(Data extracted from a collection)
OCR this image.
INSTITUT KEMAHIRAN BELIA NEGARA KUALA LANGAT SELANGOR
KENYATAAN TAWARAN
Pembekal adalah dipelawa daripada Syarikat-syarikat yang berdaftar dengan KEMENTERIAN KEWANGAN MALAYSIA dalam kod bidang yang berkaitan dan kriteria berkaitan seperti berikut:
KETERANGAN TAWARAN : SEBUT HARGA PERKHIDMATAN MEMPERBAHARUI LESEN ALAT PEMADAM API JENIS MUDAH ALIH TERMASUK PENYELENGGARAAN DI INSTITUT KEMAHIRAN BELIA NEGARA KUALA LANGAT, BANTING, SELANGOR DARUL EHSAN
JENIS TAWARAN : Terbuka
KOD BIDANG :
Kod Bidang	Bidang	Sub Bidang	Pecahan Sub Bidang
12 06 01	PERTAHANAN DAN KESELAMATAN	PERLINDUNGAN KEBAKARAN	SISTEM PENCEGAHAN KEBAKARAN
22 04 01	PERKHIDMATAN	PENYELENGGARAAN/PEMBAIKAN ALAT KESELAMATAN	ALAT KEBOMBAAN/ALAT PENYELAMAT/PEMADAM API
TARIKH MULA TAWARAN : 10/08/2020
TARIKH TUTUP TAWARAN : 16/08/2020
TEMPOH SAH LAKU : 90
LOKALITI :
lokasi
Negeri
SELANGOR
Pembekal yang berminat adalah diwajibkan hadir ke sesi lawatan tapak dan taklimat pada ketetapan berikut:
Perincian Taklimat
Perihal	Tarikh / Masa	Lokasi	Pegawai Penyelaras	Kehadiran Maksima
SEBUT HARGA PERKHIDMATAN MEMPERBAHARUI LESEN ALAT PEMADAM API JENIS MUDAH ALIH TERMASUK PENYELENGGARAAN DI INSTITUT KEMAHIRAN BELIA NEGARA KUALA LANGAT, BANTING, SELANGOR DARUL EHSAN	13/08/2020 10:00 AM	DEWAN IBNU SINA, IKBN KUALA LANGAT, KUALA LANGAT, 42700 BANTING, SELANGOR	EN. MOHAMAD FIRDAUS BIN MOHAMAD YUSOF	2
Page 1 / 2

= Problem statement =
Extract the listing in its entirety, matching it exactly.

= Answer to the problem =
OCR this image.
INSTITUT KEMAHIRAN BELIA NEGARA KUALA LANGAT SELANGOR
KENYATAAN TAWARAN
Pembekal adalah dipelawa daripada Syarikat-syarikat yang berdaftar dengan KEMENTERIAN KEWANGAN MALAYSIA dalam kod bidang yang berkaitan dan kriteria berkaitan seperti berikut:
KETERANGAN TAWARAN : SEBUT HARGA PERKHIDMATAN MEMPERBAHARUI LESEN ALAT PEMADAM API JENIS MUDAH ALIH TERMASUK PENYELENGGARAAN DI INSTITUT KEMAHIRAN BELIA NEGARA KUALA LANGAT, BANTING, SELANGOR DARUL EHSAN
JENIS TAWARAN : Terbuka
KOD BIDANG :
Kod Bidang	Bidang	Sub Bidang	Pecahan Sub Bidang
12 06 01	PERTAHANAN DAN KESELAMATAN	PERLINDUNGAN KEBAKARAN	SISTEM PENCEGAHAN KEBAKARAN
22 04 01	PERKHIDMATAN	PENYELENGGARAAN/PEMBAIKAN ALAT KESELAMATAN	ALAT KEBOMBAAN/ALAT PENYELAMAT/PEMADAM API
TARIKH MULA TAWARAN : 10/08/2020
TARIKH TUTUP TAWARAN : 16/08/2020
TEMPOH SAH LAKU : 90
LOKALITI :
lokasi
Negeri
SELANGOR
Pembekal yang berminat adalah diwajibkan hadir ke sesi lawatan tapak dan taklimat pada ketetapan berikut:
Perincian Taklimat
Perihal	Tarikh / Masa	Lokasi	Pegawai Penyelaras	Kehadiran Maksima
SEBUT HARGA PERKHIDMATAN MEMPERBAHARUI LESEN ALAT PEMADAM API JENIS MUDAH ALIH TERMASUK PENYELENGGARAAN DI INSTITUT KEMAHIRAN BELIA NEGARA KUALA LANGAT, BANTING, SELANGOR DARUL EHSAN	13/08/2020 10:00 AM	DEWAN IBNU SINA, IKBN KUALA LANGAT, KUALA LANGAT, 42700 BANTING, SELANGOR	EN. MOHAMAD FIRDAUS BIN MOHAMAD YUSOF	2
Page 1 / 2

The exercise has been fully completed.